(Figure dataset records)
┌──

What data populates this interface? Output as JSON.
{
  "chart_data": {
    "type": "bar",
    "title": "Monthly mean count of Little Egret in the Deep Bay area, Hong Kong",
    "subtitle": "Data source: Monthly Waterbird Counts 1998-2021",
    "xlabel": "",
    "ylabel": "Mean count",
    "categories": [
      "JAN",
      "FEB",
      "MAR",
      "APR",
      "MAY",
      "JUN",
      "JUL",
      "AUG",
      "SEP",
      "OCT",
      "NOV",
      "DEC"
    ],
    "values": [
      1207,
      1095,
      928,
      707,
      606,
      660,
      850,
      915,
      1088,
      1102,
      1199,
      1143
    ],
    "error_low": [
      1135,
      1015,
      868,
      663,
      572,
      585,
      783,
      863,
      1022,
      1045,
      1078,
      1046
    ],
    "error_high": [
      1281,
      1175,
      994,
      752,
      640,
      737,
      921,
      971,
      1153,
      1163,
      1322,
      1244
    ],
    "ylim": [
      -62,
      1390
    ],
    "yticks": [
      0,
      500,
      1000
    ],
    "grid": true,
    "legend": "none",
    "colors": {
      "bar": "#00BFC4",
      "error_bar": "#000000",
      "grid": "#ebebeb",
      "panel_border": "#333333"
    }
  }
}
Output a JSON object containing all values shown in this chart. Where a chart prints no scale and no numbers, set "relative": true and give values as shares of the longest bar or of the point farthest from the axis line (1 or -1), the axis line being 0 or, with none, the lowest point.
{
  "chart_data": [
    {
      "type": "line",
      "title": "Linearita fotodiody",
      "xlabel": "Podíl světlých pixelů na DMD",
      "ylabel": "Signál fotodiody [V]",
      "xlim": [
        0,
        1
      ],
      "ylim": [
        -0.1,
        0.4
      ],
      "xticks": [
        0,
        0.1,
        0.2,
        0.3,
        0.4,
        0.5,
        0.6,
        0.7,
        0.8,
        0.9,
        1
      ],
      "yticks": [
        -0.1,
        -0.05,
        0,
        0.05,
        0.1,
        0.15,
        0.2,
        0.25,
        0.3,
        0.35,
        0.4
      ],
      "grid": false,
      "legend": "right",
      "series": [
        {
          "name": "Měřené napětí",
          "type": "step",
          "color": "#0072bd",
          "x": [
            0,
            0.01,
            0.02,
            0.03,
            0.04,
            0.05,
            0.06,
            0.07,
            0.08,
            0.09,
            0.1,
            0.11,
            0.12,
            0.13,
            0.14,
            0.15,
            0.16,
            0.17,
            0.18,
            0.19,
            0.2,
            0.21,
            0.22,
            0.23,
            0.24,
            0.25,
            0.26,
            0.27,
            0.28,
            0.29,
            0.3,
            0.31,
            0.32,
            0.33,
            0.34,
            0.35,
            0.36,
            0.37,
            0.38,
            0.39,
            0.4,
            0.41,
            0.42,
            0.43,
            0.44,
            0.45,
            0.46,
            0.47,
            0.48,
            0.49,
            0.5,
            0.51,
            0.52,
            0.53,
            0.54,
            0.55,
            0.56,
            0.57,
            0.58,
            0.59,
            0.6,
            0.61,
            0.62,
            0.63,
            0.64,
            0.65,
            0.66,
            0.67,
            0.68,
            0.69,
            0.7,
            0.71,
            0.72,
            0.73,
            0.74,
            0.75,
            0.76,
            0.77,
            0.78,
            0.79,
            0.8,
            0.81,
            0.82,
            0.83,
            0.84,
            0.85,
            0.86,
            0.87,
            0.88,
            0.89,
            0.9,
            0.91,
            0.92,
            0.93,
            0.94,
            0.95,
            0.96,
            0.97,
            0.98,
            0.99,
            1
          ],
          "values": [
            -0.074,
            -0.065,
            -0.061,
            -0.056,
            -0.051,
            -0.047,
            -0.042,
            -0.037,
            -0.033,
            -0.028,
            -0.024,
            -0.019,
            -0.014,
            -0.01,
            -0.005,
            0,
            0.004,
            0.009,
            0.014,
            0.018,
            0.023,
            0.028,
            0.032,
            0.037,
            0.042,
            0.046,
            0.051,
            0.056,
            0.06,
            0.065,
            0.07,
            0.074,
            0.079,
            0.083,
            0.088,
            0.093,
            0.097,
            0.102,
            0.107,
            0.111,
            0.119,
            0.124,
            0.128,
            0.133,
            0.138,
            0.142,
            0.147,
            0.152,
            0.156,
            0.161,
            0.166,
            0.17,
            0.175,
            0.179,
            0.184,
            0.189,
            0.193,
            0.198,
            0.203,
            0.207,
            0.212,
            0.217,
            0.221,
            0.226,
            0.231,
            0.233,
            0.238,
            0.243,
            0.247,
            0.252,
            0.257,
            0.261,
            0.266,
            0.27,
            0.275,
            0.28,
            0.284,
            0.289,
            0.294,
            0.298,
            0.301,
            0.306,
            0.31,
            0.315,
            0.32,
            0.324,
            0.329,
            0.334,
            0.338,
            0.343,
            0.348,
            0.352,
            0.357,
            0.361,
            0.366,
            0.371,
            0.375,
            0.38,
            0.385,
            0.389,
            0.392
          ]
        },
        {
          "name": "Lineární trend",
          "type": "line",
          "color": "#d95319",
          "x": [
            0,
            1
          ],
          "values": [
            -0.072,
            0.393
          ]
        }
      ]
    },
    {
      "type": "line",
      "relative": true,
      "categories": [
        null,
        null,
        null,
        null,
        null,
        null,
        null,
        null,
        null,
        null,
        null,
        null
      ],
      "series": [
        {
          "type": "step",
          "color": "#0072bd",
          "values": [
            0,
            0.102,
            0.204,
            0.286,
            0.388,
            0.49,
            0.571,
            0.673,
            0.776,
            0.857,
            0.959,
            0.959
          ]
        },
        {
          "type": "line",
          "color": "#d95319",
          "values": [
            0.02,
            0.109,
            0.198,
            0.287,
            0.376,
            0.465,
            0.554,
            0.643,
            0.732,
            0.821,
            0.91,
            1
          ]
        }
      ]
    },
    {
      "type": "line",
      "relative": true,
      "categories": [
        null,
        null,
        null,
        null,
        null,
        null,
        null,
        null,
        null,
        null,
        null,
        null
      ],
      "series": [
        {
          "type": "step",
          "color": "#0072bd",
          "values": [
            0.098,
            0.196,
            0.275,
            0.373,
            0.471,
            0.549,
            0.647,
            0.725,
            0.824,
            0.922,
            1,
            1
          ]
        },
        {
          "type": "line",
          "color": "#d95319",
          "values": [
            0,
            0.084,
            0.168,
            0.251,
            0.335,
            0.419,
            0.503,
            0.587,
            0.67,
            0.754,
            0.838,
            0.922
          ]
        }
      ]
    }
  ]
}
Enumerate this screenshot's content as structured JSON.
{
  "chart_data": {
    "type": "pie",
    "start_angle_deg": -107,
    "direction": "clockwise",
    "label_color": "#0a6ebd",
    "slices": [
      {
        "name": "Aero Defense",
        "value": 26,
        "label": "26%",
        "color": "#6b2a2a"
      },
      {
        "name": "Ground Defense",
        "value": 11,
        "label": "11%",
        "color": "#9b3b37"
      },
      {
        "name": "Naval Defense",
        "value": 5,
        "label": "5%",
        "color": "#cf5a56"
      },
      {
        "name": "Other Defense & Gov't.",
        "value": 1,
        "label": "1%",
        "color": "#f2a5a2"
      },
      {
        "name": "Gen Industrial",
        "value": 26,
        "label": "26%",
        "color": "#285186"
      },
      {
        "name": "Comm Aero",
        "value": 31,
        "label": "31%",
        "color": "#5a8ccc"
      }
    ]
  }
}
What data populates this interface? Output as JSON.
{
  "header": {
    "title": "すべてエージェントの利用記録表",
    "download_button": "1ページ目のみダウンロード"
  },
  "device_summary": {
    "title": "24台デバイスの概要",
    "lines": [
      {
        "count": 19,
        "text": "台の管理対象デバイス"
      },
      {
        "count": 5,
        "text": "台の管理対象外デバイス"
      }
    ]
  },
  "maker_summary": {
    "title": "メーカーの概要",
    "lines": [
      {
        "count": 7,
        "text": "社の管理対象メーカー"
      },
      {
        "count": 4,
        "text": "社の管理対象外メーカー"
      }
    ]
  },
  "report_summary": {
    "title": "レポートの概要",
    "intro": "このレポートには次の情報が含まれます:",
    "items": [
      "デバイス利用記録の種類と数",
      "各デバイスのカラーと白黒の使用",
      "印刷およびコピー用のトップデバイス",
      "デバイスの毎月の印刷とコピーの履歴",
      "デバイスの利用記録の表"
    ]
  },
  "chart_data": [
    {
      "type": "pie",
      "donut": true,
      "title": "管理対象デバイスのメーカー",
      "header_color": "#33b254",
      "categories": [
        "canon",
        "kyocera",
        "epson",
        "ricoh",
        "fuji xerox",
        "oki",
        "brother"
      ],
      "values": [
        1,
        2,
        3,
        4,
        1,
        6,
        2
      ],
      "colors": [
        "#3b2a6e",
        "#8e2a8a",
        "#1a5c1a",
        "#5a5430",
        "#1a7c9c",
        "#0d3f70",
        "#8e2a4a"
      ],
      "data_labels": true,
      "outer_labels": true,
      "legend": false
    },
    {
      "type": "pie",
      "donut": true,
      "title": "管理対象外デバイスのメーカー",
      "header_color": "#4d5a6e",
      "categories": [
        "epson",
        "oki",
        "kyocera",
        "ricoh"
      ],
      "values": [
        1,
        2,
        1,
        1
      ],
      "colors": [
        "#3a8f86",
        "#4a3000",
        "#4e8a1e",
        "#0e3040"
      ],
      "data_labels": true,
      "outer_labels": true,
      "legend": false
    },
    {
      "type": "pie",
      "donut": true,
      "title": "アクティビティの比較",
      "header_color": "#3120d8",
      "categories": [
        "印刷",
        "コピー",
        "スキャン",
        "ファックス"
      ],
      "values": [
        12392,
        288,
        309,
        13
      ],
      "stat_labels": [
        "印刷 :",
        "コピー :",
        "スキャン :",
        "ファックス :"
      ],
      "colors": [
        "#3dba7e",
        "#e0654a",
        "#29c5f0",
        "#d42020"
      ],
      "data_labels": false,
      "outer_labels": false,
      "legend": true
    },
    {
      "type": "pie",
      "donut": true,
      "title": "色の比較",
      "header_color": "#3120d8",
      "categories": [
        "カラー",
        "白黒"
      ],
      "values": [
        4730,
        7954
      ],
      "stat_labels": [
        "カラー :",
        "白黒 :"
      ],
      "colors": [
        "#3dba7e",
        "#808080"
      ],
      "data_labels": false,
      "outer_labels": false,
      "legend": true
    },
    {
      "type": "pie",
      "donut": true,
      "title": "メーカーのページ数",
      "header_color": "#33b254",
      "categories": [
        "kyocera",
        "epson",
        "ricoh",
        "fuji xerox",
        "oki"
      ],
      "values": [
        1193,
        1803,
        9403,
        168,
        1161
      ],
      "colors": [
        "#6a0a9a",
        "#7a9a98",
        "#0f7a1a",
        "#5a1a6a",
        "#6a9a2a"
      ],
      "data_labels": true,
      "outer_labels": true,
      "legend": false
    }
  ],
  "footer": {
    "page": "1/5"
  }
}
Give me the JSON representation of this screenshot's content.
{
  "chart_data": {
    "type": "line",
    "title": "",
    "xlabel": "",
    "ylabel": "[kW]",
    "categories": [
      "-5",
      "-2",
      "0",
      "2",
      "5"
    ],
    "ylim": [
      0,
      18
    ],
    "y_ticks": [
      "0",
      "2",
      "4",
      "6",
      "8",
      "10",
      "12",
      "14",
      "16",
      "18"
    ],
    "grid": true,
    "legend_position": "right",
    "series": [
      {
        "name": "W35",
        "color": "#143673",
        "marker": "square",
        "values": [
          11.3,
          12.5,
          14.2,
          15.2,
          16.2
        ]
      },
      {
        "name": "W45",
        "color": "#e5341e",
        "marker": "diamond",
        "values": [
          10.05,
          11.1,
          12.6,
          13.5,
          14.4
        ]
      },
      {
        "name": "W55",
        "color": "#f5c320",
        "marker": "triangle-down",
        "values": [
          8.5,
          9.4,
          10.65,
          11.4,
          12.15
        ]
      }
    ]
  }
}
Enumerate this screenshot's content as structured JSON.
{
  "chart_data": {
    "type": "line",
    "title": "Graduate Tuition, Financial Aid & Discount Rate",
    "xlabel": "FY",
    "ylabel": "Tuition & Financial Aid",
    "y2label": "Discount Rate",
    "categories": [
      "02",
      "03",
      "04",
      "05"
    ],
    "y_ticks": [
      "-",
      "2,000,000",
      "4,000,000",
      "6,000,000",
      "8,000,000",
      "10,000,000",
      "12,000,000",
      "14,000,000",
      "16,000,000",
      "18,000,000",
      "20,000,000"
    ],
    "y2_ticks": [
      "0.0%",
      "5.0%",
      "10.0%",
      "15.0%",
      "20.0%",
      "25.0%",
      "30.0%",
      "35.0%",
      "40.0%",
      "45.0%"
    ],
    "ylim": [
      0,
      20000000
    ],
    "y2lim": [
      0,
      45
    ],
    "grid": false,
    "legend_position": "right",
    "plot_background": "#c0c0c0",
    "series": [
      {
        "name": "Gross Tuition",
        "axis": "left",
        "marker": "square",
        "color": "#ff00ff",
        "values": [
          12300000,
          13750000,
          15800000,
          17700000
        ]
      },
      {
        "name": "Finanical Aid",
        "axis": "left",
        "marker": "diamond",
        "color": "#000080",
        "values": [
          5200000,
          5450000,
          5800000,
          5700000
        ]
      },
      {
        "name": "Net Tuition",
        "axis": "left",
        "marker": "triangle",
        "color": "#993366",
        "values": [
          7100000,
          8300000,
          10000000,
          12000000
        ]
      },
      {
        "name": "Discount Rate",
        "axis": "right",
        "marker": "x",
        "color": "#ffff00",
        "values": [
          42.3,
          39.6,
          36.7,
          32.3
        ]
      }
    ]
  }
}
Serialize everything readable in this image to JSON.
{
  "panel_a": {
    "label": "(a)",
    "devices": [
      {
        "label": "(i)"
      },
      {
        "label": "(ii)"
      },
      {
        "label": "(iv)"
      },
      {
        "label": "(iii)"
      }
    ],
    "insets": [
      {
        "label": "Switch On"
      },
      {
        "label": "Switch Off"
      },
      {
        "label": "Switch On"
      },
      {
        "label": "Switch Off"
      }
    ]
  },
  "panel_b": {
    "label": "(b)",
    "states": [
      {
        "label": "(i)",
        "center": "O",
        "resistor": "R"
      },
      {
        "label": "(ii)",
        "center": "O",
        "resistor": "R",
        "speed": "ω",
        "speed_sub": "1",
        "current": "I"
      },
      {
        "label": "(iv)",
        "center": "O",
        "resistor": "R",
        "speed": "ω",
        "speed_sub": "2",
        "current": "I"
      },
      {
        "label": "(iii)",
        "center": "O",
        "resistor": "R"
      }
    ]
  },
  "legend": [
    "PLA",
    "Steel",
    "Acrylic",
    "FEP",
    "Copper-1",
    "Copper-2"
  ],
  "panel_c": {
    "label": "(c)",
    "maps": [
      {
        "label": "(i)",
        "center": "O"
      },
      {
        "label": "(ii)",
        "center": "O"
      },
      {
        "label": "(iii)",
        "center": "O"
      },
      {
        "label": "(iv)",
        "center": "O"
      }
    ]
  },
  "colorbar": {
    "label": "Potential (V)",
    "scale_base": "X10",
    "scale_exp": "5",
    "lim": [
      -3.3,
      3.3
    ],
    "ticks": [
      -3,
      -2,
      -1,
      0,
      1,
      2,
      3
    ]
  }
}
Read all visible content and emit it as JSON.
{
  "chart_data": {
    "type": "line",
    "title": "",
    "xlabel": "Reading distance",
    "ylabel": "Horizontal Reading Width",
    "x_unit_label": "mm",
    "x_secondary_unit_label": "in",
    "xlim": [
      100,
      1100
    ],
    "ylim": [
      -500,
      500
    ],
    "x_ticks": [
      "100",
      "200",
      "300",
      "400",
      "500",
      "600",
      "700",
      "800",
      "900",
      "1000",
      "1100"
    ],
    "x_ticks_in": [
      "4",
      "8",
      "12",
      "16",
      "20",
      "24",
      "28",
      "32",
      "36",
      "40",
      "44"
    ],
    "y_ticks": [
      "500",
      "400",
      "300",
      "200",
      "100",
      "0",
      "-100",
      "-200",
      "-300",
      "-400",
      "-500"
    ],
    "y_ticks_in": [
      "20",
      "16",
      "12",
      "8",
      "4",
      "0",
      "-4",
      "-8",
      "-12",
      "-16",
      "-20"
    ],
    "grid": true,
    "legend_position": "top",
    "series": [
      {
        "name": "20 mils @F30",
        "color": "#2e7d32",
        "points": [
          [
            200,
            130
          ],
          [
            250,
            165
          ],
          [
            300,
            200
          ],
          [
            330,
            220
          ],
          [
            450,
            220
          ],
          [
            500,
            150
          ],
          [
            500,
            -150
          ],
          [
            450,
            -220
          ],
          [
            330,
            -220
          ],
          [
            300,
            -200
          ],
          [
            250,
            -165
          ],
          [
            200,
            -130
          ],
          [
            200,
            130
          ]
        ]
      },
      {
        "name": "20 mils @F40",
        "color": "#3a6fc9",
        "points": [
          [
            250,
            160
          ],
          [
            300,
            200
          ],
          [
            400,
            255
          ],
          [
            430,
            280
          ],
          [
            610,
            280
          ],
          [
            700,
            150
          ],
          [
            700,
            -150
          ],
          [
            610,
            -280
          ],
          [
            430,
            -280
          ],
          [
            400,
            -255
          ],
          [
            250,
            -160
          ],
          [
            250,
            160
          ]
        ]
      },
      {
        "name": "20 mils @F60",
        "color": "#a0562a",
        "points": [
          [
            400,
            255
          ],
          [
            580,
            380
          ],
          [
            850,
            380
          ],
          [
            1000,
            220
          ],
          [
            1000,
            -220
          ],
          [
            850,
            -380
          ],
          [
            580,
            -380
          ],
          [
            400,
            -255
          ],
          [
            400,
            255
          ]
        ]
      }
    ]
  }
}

└──

• What is required: Search the lines for the word "content" and report how many contain it, by number only.

• Result for this task: 4